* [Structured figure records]
>>>>
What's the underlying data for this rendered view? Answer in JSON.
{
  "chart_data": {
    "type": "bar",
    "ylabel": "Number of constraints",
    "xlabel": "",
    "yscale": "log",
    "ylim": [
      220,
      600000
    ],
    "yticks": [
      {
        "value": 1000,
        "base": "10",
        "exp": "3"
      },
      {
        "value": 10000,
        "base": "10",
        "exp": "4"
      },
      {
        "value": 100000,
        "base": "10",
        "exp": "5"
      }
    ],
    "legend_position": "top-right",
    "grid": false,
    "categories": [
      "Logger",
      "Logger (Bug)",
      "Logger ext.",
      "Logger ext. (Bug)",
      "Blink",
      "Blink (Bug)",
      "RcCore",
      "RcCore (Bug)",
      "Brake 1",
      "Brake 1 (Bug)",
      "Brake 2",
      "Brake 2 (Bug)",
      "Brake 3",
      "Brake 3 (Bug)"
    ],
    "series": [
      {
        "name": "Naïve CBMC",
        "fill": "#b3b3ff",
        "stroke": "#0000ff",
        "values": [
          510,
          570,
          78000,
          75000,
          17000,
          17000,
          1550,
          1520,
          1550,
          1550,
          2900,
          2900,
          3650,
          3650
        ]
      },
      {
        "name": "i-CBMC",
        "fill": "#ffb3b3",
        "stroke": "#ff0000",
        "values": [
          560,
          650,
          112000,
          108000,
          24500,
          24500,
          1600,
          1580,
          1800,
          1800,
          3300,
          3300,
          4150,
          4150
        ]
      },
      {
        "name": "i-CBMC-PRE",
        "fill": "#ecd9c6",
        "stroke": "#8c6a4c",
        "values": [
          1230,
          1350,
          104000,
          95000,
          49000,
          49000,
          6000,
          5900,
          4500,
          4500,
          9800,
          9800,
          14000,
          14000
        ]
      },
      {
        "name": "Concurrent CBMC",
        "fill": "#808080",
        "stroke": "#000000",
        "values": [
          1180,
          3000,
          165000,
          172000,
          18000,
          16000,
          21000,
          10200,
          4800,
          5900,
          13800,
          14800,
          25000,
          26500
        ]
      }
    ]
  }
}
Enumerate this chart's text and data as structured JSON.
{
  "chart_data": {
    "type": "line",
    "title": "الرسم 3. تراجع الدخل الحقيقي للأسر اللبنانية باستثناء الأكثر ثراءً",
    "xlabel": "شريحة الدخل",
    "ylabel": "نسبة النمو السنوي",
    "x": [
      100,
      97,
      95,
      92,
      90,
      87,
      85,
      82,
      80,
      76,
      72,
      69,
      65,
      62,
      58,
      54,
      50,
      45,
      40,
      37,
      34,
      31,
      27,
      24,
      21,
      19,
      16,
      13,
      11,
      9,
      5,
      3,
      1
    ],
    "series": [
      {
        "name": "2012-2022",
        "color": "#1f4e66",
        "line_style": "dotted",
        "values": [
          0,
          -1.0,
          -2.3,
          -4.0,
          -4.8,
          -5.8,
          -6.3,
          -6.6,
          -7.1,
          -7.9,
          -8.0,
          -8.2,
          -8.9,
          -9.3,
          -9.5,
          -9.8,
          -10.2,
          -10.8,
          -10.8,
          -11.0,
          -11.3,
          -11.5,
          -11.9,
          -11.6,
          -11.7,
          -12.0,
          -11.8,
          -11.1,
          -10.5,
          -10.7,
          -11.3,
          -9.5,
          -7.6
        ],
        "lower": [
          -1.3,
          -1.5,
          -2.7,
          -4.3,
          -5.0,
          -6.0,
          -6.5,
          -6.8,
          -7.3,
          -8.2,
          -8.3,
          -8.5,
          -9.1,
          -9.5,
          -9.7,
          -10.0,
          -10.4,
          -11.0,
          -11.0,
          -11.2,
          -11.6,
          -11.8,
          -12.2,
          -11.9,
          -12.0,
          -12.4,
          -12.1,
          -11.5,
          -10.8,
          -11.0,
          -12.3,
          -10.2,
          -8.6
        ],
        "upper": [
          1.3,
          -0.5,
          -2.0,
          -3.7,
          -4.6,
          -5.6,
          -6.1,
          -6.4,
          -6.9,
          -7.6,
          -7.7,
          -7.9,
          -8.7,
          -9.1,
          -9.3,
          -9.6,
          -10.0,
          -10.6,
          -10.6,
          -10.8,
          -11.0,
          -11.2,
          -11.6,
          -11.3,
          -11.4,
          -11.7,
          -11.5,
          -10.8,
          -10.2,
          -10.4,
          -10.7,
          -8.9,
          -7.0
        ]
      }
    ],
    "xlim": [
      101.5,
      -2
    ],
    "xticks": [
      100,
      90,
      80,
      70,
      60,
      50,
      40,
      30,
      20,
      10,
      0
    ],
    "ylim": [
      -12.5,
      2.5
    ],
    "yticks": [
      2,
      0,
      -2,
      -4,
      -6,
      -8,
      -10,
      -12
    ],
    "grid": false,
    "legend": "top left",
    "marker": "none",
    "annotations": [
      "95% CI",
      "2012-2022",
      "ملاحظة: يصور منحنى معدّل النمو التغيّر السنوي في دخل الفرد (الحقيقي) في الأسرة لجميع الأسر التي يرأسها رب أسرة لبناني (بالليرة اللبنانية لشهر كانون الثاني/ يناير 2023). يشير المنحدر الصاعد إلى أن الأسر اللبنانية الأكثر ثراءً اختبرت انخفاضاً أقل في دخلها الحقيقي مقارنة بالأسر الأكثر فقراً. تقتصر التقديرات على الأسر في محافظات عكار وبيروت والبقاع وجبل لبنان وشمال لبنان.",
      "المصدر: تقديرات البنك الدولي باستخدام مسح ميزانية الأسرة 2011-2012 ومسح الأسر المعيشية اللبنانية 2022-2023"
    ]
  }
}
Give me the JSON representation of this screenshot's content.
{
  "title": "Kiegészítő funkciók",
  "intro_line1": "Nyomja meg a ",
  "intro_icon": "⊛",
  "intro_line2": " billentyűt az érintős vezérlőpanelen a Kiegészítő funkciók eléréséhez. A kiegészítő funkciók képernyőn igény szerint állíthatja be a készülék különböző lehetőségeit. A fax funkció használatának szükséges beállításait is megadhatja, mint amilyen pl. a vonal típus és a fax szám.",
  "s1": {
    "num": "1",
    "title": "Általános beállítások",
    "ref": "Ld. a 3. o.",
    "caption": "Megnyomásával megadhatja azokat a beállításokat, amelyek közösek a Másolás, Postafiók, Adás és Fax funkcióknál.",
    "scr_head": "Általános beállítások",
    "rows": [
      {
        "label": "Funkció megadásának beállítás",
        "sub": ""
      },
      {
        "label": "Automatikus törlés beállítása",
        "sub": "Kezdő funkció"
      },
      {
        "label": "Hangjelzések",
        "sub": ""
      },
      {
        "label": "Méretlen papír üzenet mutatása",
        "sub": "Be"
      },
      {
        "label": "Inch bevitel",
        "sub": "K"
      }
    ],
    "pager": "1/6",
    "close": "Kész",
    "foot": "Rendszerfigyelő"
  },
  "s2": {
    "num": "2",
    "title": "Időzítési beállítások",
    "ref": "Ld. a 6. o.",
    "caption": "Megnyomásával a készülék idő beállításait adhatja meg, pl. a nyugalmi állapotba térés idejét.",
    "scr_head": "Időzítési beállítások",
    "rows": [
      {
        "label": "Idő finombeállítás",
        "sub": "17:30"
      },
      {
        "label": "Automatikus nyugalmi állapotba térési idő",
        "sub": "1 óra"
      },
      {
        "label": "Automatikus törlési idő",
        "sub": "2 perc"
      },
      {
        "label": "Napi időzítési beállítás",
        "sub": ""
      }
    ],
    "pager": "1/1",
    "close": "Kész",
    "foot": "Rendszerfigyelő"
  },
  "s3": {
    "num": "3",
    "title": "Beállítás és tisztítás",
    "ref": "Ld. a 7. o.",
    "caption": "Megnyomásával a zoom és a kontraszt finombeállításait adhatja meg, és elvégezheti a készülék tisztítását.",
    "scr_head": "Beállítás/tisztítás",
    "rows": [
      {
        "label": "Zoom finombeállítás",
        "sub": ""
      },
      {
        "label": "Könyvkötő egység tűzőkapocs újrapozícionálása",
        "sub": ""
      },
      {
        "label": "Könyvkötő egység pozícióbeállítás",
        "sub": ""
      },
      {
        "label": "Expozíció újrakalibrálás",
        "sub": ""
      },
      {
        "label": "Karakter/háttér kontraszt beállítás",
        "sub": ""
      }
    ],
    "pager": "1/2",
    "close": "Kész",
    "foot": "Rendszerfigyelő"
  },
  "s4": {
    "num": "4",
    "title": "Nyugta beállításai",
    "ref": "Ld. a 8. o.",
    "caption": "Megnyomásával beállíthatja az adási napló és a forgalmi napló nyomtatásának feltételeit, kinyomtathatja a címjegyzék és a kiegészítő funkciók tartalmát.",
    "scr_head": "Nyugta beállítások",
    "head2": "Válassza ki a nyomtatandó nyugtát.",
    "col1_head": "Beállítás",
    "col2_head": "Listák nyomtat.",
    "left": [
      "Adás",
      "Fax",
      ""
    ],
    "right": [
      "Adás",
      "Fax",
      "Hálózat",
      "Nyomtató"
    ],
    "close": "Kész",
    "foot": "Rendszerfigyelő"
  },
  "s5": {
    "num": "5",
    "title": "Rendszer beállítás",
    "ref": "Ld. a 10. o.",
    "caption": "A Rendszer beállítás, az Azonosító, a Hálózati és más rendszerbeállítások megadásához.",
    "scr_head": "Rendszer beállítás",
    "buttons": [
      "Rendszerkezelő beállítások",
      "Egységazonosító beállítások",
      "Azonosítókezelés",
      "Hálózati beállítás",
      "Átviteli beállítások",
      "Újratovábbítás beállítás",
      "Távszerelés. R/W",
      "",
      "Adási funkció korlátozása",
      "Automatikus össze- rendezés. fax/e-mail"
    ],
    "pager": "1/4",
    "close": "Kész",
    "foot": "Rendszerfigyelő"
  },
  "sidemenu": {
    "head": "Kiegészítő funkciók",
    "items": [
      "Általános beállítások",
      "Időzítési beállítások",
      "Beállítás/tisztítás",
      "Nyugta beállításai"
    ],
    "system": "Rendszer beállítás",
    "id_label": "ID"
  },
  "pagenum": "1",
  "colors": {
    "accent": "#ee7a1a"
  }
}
<<<<
* [Exercise instructions] Pick out and copy every line that contains the word "stroke".

* [Completed task]
        "stroke": "#0000ff",
        "stroke": "#ff0000",
        "stroke": "#8c6a4c",
        "stroke": "#000000",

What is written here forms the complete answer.